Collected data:
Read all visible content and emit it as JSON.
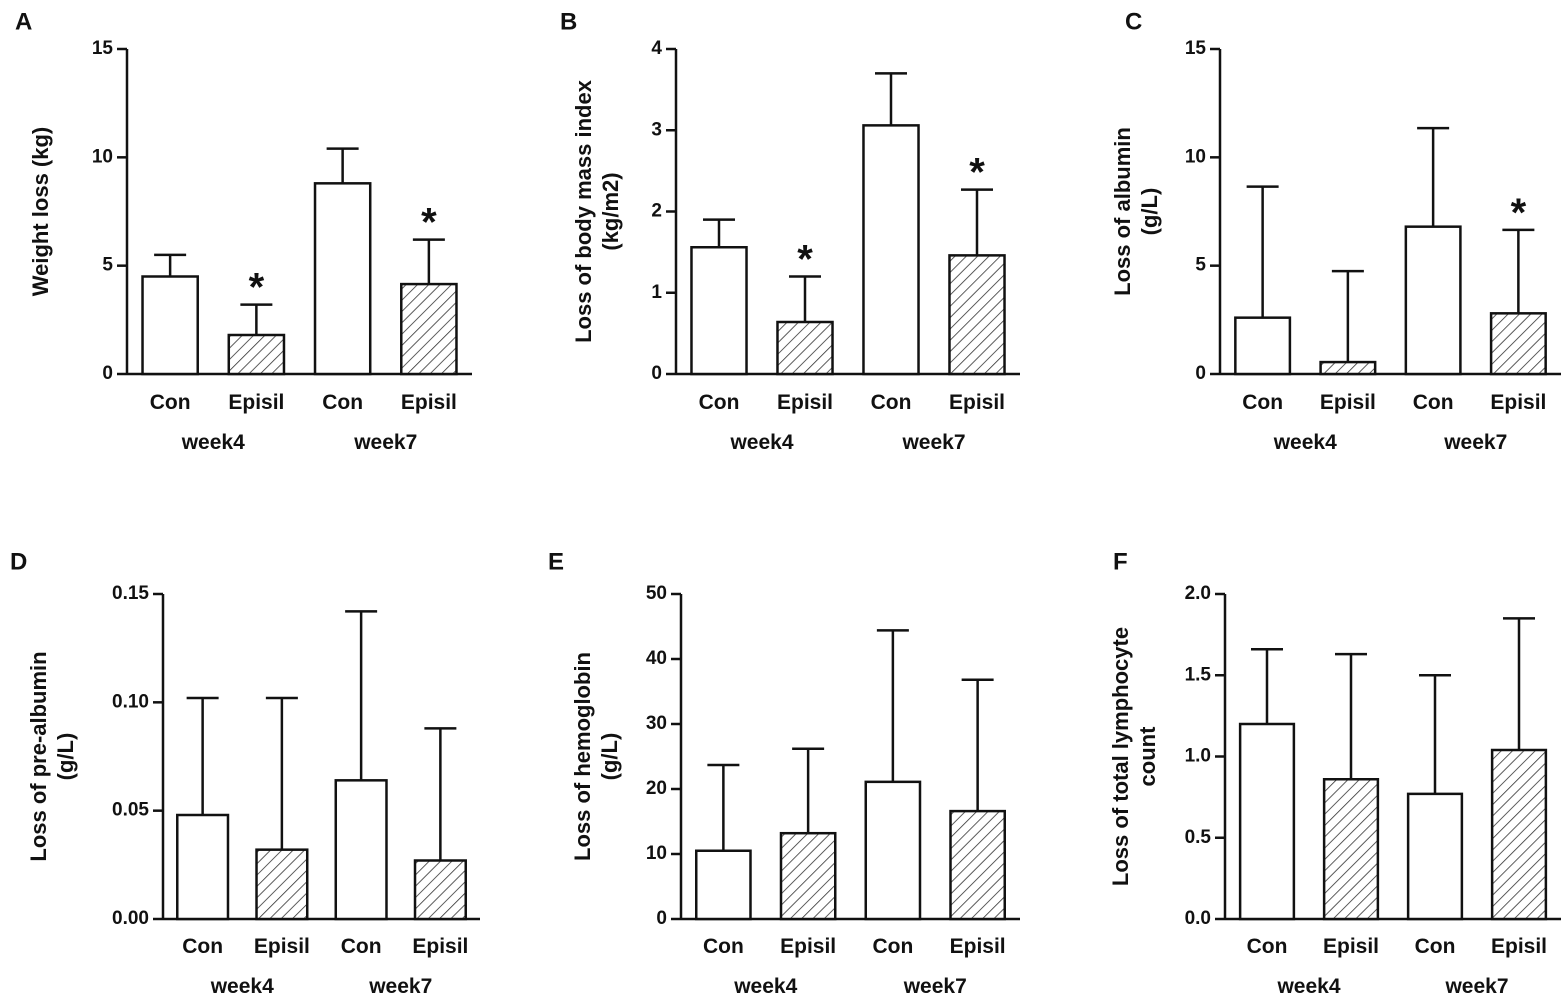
{
  "colors": {
    "ink": "#111111",
    "bar_fill": "#ffffff",
    "hatch": "#333333",
    "background": "#ffffff"
  },
  "chart_data": [
    {
      "panel": "A",
      "type": "bar",
      "ylabel": [
        "Weight loss (kg)"
      ],
      "ylim": [
        0,
        15
      ],
      "yticks": [
        0,
        5,
        10,
        15
      ],
      "ytick_labels": [
        "0",
        "5",
        "10",
        "15"
      ],
      "categories": [
        "Con",
        "Episil",
        "Con",
        "Episil"
      ],
      "groups": [
        "week4",
        "week7"
      ],
      "values": [
        4.5,
        1.8,
        8.8,
        4.15
      ],
      "errors": [
        1.0,
        1.4,
        1.6,
        2.05
      ],
      "hatched": [
        false,
        true,
        false,
        true
      ],
      "significance": [
        "",
        "*",
        "",
        "*"
      ]
    },
    {
      "panel": "B",
      "type": "bar",
      "ylabel": [
        "Loss of body mass index",
        "(kg/m2)"
      ],
      "ylim": [
        0,
        4
      ],
      "yticks": [
        0,
        1,
        2,
        3,
        4
      ],
      "ytick_labels": [
        "0",
        "1",
        "2",
        "3",
        "4"
      ],
      "categories": [
        "Con",
        "Episil",
        "Con",
        "Episil"
      ],
      "groups": [
        "week4",
        "week7"
      ],
      "values": [
        1.56,
        0.64,
        3.06,
        1.46
      ],
      "errors": [
        0.34,
        0.56,
        0.64,
        0.81
      ],
      "hatched": [
        false,
        true,
        false,
        true
      ],
      "significance": [
        "",
        "*",
        "",
        "*"
      ]
    },
    {
      "panel": "C",
      "type": "bar",
      "ylabel": [
        "Loss of albumin",
        "(g/L)"
      ],
      "ylim": [
        0,
        15
      ],
      "yticks": [
        0,
        5,
        10,
        15
      ],
      "ytick_labels": [
        "0",
        "5",
        "10",
        "15"
      ],
      "categories": [
        "Con",
        "Episil",
        "Con",
        "Episil"
      ],
      "groups": [
        "week4",
        "week7"
      ],
      "values": [
        2.6,
        0.55,
        6.8,
        2.8
      ],
      "errors": [
        6.05,
        4.2,
        4.55,
        3.85
      ],
      "hatched": [
        false,
        true,
        false,
        true
      ],
      "significance": [
        "",
        "",
        "",
        "*"
      ]
    },
    {
      "panel": "D",
      "type": "bar",
      "ylabel": [
        "Loss of pre-albumin",
        "(g/L)"
      ],
      "ylim": [
        0,
        0.15
      ],
      "yticks": [
        0,
        0.05,
        0.1,
        0.15
      ],
      "ytick_labels": [
        "0.00",
        "0.05",
        "0.10",
        "0.15"
      ],
      "categories": [
        "Con",
        "Episil",
        "Con",
        "Episil"
      ],
      "groups": [
        "week4",
        "week7"
      ],
      "values": [
        0.048,
        0.032,
        0.064,
        0.027
      ],
      "errors": [
        0.054,
        0.07,
        0.078,
        0.061
      ],
      "hatched": [
        false,
        true,
        false,
        true
      ],
      "significance": [
        "",
        "",
        "",
        ""
      ]
    },
    {
      "panel": "E",
      "type": "bar",
      "ylabel": [
        "Loss of hemoglobin",
        "(g/L)"
      ],
      "ylim": [
        0,
        50
      ],
      "yticks": [
        0,
        10,
        20,
        30,
        40,
        50
      ],
      "ytick_labels": [
        "0",
        "10",
        "20",
        "30",
        "40",
        "50"
      ],
      "categories": [
        "Con",
        "Episil",
        "Con",
        "Episil"
      ],
      "groups": [
        "week4",
        "week7"
      ],
      "values": [
        10.5,
        13.2,
        21.1,
        16.6
      ],
      "errors": [
        13.2,
        13.0,
        23.3,
        20.2
      ],
      "hatched": [
        false,
        true,
        false,
        true
      ],
      "significance": [
        "",
        "",
        "",
        ""
      ]
    },
    {
      "panel": "F",
      "type": "bar",
      "ylabel": [
        "Loss of total lymphocyte",
        "count"
      ],
      "ylim": [
        0,
        2
      ],
      "yticks": [
        0,
        0.5,
        1,
        1.5,
        2
      ],
      "ytick_labels": [
        "0.0",
        "0.5",
        "1.0",
        "1.5",
        "2.0"
      ],
      "categories": [
        "Con",
        "Episil",
        "Con",
        "Episil"
      ],
      "groups": [
        "week4",
        "week7"
      ],
      "values": [
        1.2,
        0.86,
        0.77,
        1.04
      ],
      "errors": [
        0.46,
        0.77,
        0.73,
        0.81
      ],
      "hatched": [
        false,
        true,
        false,
        true
      ],
      "significance": [
        "",
        "",
        "",
        ""
      ]
    }
  ]
}
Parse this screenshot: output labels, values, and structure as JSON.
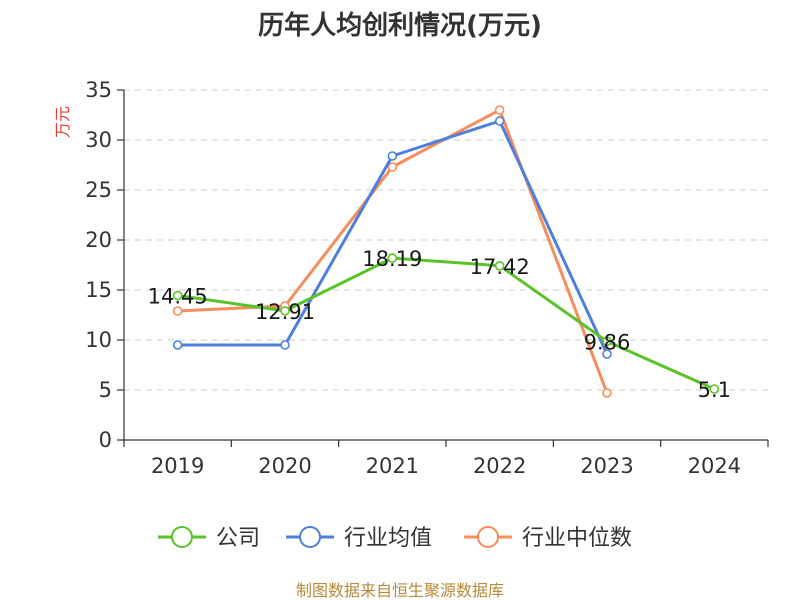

* _Request_
Pictures in the records above are not copied; print everything else exactly.

* _Written solution_
Read all visible content and emit it as JSON.
{
  "colors": {
    "ink": "#111111",
    "bar_fill": "#ffffff",
    "hatch": "#333333",
    "background": "#ffffff"
  },
  "chart_data": [
    {
      "panel": "A",
      "type": "bar",
      "ylabel": [
        "Weight loss (kg)"
      ],
      "ylim": [
        0,
        15
      ],
      "yticks": [
        0,
        5,
        10,
        15
      ],
      "ytick_labels": [
        "0",
        "5",
        "10",
        "15"
      ],
      "categories": [
        "Con",
        "Episil",
        "Con",
        "Episil"
      ],
      "groups": [
        "week4",
        "week7"
      ],
      "values": [
        4.5,
        1.8,
        8.8,
        4.15
      ],
      "errors": [
        1.0,
        1.4,
        1.6,
        2.05
      ],
      "hatched": [
        false,
        true,
        false,
        true
      ],
      "significance": [
        "",
        "*",
        "",
        "*"
      ]
    },
    {
      "panel": "B",
      "type": "bar",
      "ylabel": [
        "Loss of body mass index",
        "(kg/m2)"
      ],
      "ylim": [
        0,
        4
      ],
      "yticks": [
        0,
        1,
        2,
        3,
        4
      ],
      "ytick_labels": [
        "0",
        "1",
        "2",
        "3",
        "4"
      ],
      "categories": [
        "Con",
        "Episil",
        "Con",
        "Episil"
      ],
      "groups": [
        "week4",
        "week7"
      ],
      "values": [
        1.56,
        0.64,
        3.06,
        1.46
      ],
      "errors": [
        0.34,
        0.56,
        0.64,
        0.81
      ],
      "hatched": [
        false,
        true,
        false,
        true
      ],
      "significance": [
        "",
        "*",
        "",
        "*"
      ]
    },
    {
      "panel": "C",
      "type": "bar",
      "ylabel": [
        "Loss of albumin",
        "(g/L)"
      ],
      "ylim": [
        0,
        15
      ],
      "yticks": [
        0,
        5,
        10,
        15
      ],
      "ytick_labels": [
        "0",
        "5",
        "10",
        "15"
      ],
      "categories": [
        "Con",
        "Episil",
        "Con",
        "Episil"
      ],
      "groups": [
        "week4",
        "week7"
      ],
      "values": [
        2.6,
        0.55,
        6.8,
        2.8
      ],
      "errors": [
        6.05,
        4.2,
        4.55,
        3.85
      ],
      "hatched": [
        false,
        true,
        false,
        true
      ],
      "significance": [
        "",
        "",
        "",
        "*"
      ]
    },
    {
      "panel": "D",
      "type": "bar",
      "ylabel": [
        "Loss of pre-albumin",
        "(g/L)"
      ],
      "ylim": [
        0,
        0.15
      ],
      "yticks": [
        0,
        0.05,
        0.1,
        0.15
      ],
      "ytick_labels": [
        "0.00",
        "0.05",
        "0.10",
        "0.15"
      ],
      "categories": [
        "Con",
        "Episil",
        "Con",
        "Episil"
      ],
      "groups": [
        "week4",
        "week7"
      ],
      "values": [
        0.048,
        0.032,
        0.064,
        0.027
      ],
      "errors": [
        0.054,
        0.07,
        0.078,
        0.061
      ],
      "hatched": [
        false,
        true,
        false,
        true
      ],
      "significance": [
        "",
        "",
        "",
        ""
      ]
    },
    {
      "panel": "E",
      "type": "bar",
      "ylabel": [
        "Loss of hemoglobin",
        "(g/L)"
      ],
      "ylim": [
        0,
        50
      ],
      "yticks": [
        0,
        10,
        20,
        30,
        40,
        50
      ],
      "ytick_labels": [
        "0",
        "10",
        "20",
        "30",
        "40",
        "50"
      ],
      "categories": [
        "Con",
        "Episil",
        "Con",
        "Episil"
      ],
      "groups": [
        "week4",
        "week7"
      ],
      "values": [
        10.5,
        13.2,
        21.1,
        16.6
      ],
      "errors": [
        13.2,
        13.0,
        23.3,
        20.2
      ],
      "hatched": [
        false,
        true,
        false,
        true
      ],
      "significance": [
        "",
        "",
        "",
        ""
      ]
    },
    {
      "panel": "F",
      "type": "bar",
      "ylabel": [
        "Loss of total lymphocyte",
        "count"
      ],
      "ylim": [
        0,
        2
      ],
      "yticks": [
        0,
        0.5,
        1,
        1.5,
        2
      ],
      "ytick_labels": [
        "0.0",
        "0.5",
        "1.0",
        "1.5",
        "2.0"
      ],
      "categories": [
        "Con",
        "Episil",
        "Con",
        "Episil"
      ],
      "groups": [
        "week4",
        "week7"
      ],
      "values": [
        1.2,
        0.86,
        0.77,
        1.04
      ],
      "errors": [
        0.46,
        0.77,
        0.73,
        0.81
      ],
      "hatched": [
        false,
        true,
        false,
        true
      ],
      "significance": [
        "",
        "",
        "",
        ""
      ]
    }
  ]
}
Parse this screenshot: output labels, values, and structure as JSON.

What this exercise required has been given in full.